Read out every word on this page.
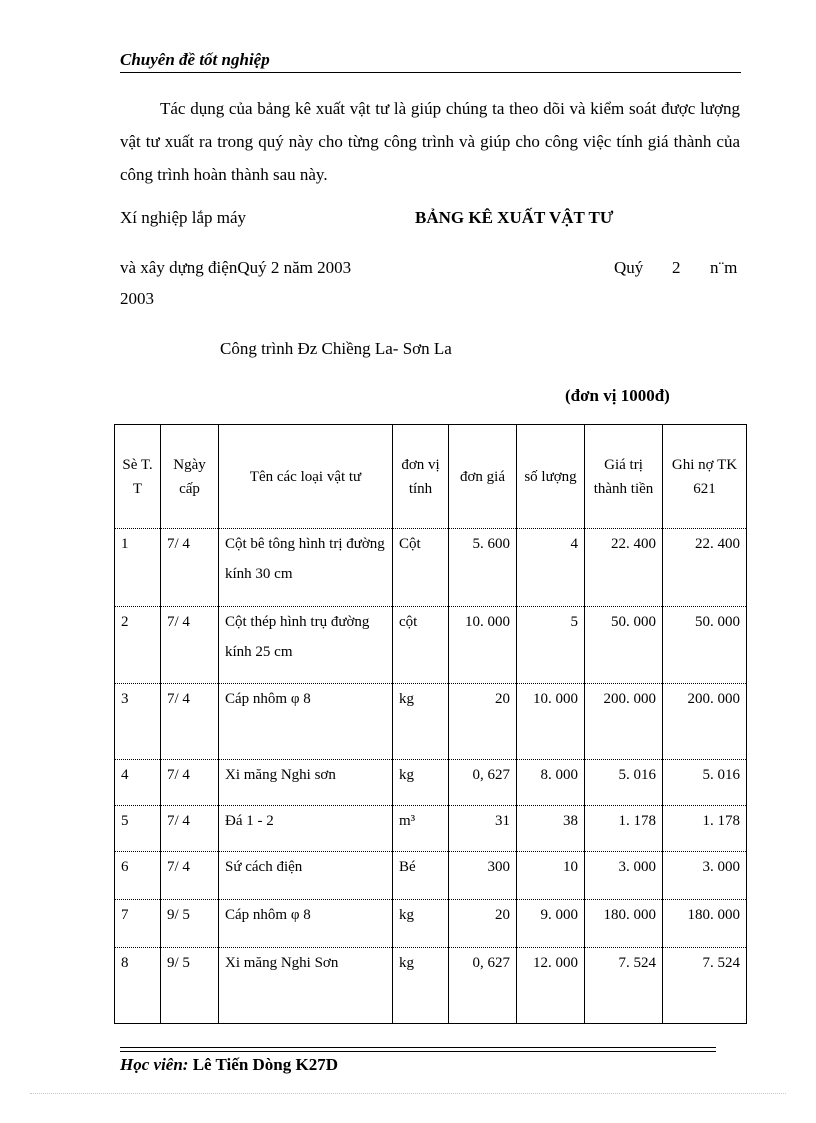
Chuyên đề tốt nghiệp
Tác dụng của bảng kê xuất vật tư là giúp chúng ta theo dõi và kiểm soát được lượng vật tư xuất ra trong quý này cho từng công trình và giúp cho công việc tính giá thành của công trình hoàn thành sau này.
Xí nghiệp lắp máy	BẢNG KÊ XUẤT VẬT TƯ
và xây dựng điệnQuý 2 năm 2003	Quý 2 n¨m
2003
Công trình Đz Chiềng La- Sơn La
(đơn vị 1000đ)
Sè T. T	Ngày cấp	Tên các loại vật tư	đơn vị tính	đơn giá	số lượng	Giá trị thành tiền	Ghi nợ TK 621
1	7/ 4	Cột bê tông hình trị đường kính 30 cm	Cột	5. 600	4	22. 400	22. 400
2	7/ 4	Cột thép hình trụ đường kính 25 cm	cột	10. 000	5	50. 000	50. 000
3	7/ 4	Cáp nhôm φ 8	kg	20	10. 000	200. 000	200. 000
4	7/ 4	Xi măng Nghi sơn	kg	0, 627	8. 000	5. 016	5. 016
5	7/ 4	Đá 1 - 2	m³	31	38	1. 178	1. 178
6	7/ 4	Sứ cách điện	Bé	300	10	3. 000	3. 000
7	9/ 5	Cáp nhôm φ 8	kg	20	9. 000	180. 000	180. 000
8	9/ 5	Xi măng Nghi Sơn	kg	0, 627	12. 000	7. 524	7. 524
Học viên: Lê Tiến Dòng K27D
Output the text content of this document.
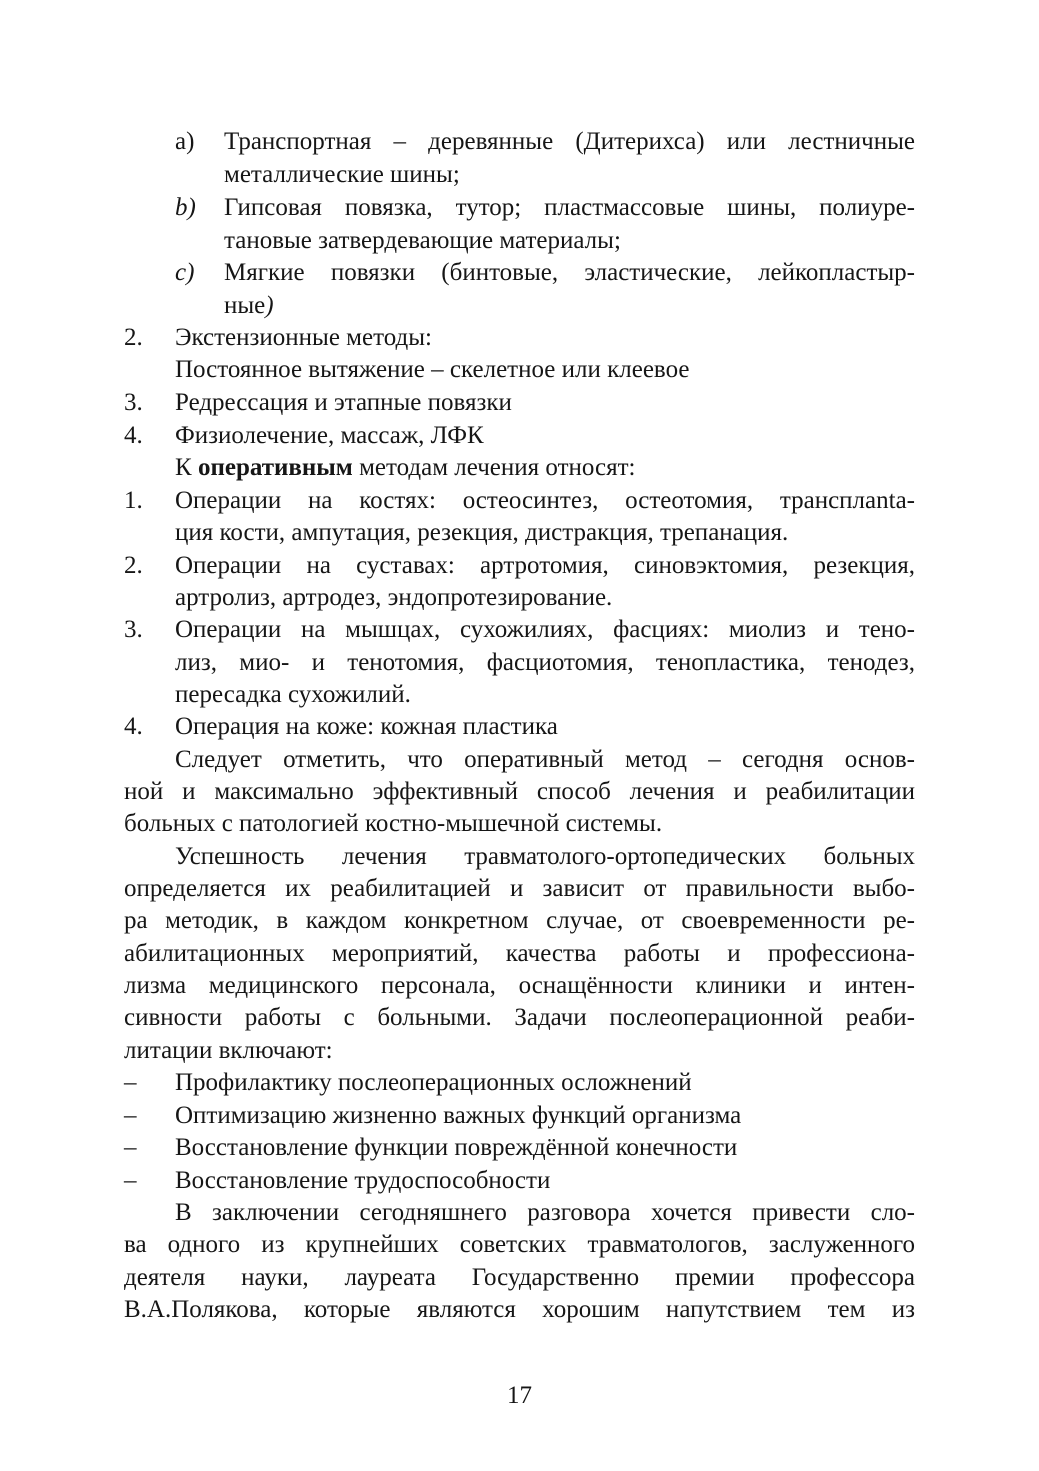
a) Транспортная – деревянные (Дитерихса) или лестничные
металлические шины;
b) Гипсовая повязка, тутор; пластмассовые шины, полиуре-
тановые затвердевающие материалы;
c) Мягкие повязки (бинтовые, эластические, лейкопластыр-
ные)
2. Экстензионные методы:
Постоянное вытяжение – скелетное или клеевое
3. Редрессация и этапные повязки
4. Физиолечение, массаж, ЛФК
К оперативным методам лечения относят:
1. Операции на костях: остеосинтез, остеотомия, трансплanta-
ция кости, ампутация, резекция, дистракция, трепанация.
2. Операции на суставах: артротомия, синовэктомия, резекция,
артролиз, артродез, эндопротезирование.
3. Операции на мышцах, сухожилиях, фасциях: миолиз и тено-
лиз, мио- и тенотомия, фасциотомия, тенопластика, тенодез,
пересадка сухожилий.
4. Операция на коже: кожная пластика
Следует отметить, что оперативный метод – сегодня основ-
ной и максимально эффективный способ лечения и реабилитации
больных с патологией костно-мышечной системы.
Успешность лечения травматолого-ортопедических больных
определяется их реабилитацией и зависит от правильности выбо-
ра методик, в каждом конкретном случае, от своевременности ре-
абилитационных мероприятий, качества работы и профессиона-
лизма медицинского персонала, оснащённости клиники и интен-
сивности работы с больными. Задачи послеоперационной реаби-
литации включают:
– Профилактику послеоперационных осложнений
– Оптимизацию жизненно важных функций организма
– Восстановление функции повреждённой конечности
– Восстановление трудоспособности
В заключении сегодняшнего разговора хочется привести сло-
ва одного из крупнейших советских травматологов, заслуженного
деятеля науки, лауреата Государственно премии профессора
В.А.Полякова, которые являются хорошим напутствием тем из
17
==
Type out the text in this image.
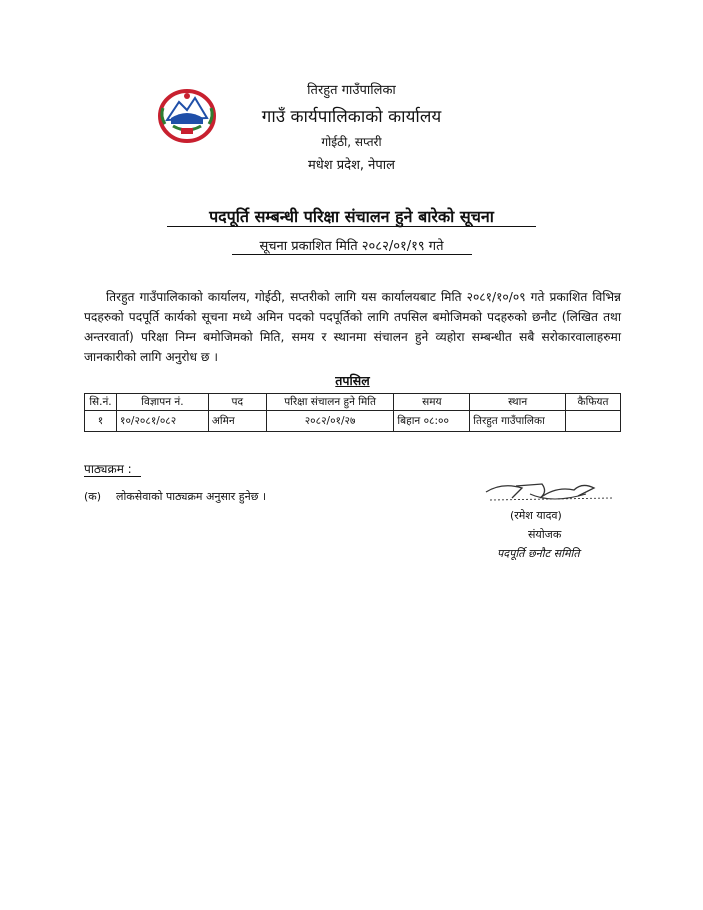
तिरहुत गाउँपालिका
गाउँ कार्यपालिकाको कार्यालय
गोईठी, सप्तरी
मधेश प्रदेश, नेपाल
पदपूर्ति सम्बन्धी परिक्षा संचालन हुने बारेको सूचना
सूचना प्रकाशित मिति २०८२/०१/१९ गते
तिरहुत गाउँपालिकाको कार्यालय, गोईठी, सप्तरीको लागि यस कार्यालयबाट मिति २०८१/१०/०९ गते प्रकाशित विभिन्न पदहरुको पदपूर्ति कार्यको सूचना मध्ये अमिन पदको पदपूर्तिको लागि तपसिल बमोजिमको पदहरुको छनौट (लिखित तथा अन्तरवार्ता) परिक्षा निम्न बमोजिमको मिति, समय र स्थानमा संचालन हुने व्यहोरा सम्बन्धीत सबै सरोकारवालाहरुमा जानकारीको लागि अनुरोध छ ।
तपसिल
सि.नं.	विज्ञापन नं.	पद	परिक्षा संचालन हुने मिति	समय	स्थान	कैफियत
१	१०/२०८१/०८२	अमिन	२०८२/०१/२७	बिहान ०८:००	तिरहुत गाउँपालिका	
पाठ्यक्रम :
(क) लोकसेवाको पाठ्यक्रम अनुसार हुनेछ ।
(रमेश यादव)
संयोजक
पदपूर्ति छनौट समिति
==
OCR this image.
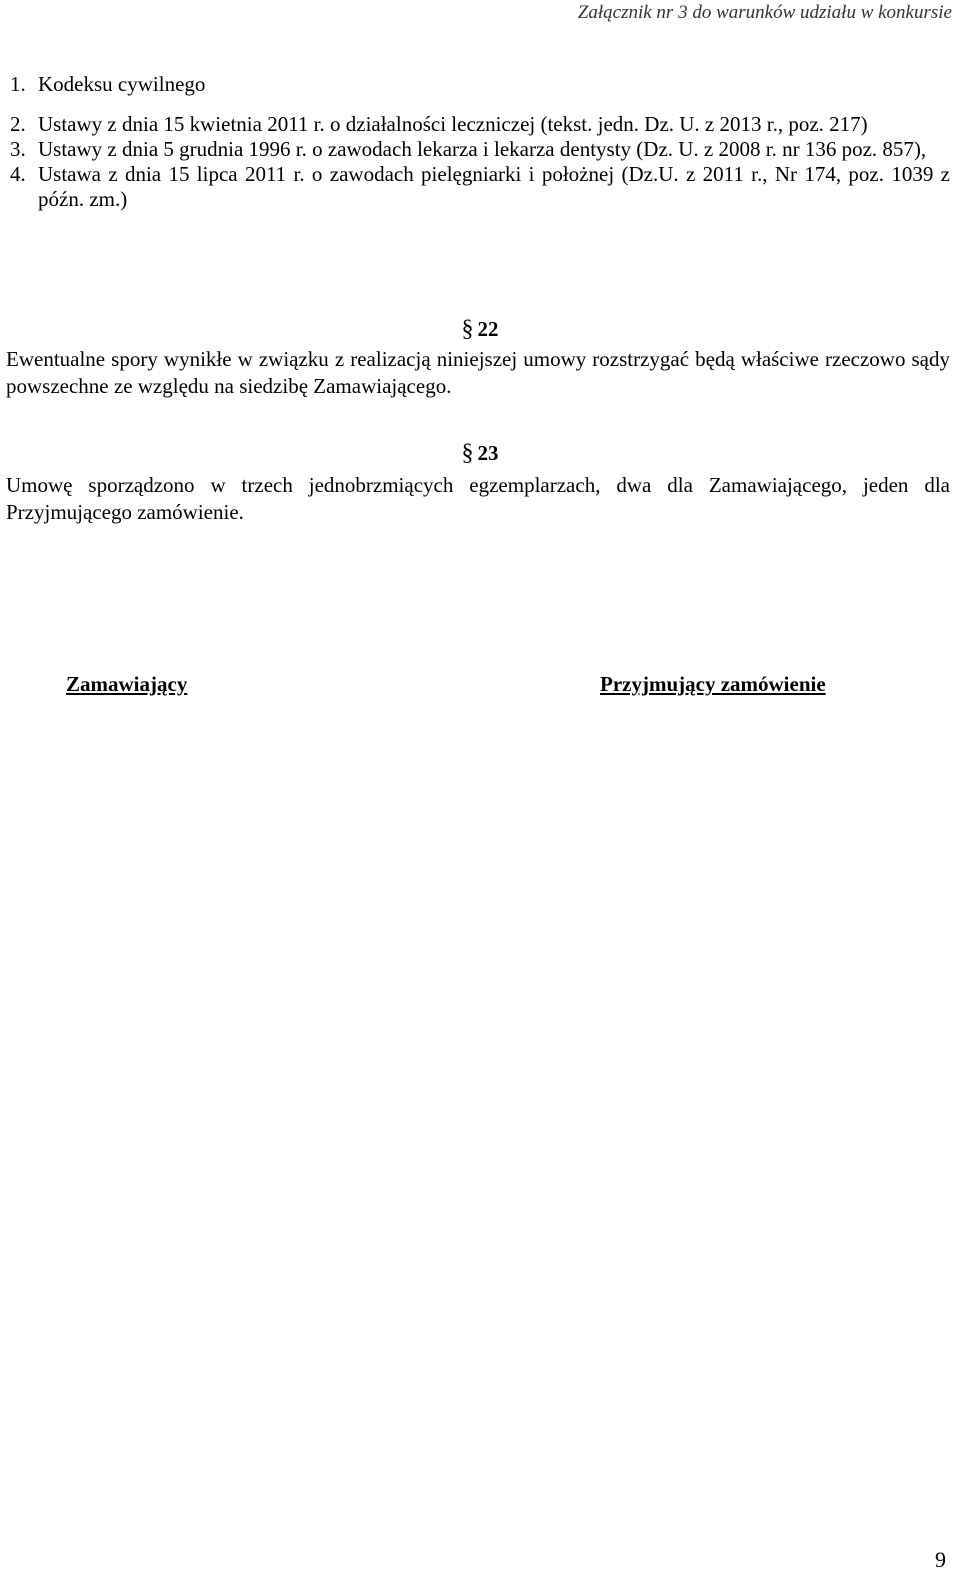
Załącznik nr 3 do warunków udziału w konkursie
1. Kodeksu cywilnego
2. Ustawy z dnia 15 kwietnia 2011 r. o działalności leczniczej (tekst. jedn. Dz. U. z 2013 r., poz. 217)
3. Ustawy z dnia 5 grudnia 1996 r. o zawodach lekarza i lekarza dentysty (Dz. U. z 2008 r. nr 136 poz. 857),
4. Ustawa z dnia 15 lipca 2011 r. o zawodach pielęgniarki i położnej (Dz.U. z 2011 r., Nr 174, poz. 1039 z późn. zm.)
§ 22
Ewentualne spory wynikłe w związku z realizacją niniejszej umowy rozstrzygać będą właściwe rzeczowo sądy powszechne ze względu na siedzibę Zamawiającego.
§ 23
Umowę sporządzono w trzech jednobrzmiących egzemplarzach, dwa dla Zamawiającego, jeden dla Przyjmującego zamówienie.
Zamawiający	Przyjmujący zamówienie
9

**Written task**
Pull out every line in the data above that has the word "thành".

**Problem solution**
Tác dụng của bảng kê xuất vật tư là giúp chúng ta theo dõi và kiểm soát được lượng vật tư xuất ra trong quý này cho từng công trình và giúp cho công việc tính giá thành của công trình hoàn thành sau này.
Sè T. T	Ngày cấp	Tên các loại vật tư	đơn vị tính	đơn giá	số lượng	Giá trị thành tiền	Ghi nợ TK 621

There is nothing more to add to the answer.